[Your goal]: Examine the material below and count the lines that hold the word "pobór". Report only the number.

* * * * * * * * *

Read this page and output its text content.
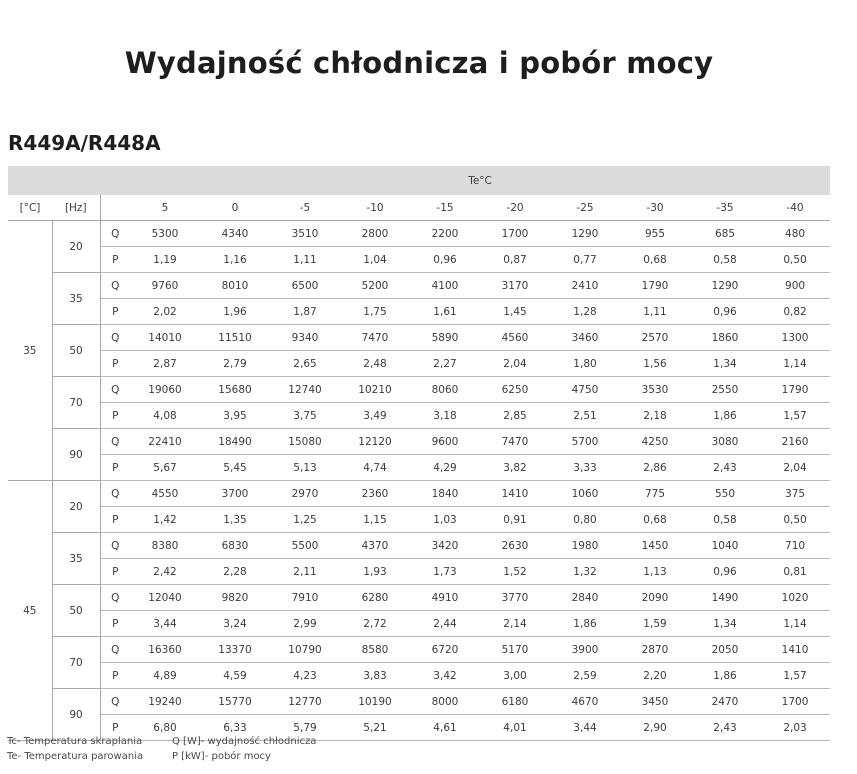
Wydajność chłodnicza i pobór mocy
R449A/R448A
			Te°C									
[°C]	[Hz]		5	0	-5	-10	-15	-20	-25	-30	-35	-40
35	20	Q	5300	4340	3510	2800	2200	1700	1290	955	685	480
		P	1,19	1,16	1,11	1,04	0,96	0,87	0,77	0,68	0,58	0,50
	35	Q	9760	8010	6500	5200	4100	3170	2410	1790	1290	900
		P	2,02	1,96	1,87	1,75	1,61	1,45	1,28	1,11	0,96	0,82
	50	Q	14010	11510	9340	7470	5890	4560	3460	2570	1860	1300
		P	2,87	2,79	2,65	2,48	2,27	2,04	1,80	1,56	1,34	1,14
	70	Q	19060	15680	12740	10210	8060	6250	4750	3530	2550	1790
		P	4,08	3,95	3,75	3,49	3,18	2,85	2,51	2,18	1,86	1,57
	90	Q	22410	18490	15080	12120	9600	7470	5700	4250	3080	2160
		P	5,67	5,45	5,13	4,74	4,29	3,82	3,33	2,86	2,43	2,04
45	20	Q	4550	3700	2970	2360	1840	1410	1060	775	550	375
		P	1,42	1,35	1,25	1,15	1,03	0,91	0,80	0,68	0,58	0,50
	35	Q	8380	6830	5500	4370	3420	2630	1980	1450	1040	710
		P	2,42	2,28	2,11	1,93	1,73	1,52	1,32	1,13	0,96	0,81
	50	Q	12040	9820	7910	6280	4910	3770	2840	2090	1490	1020
		P	3,44	3,24	2,99	2,72	2,44	2,14	1,86	1,59	1,34	1,14
	70	Q	16360	13370	10790	8580	6720	5170	3900	2870	2050	1410
		P	4,89	4,59	4,23	3,83	3,42	3,00	2,59	2,20	1,86	1,57
	90	Q	19240	15770	12770	10190	8000	6180	4670	3450	2470	1700
		P	6,80	6,33	5,79	5,21	4,61	4,01	3,44	2,90	2,43	2,03
Tc- Temperatura skraplania
Te- Temperatura parowania
Q [W]- wydajność chłodnicza
P [kW]- pobór mocy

* * * * * * * * *

[The answer]: 2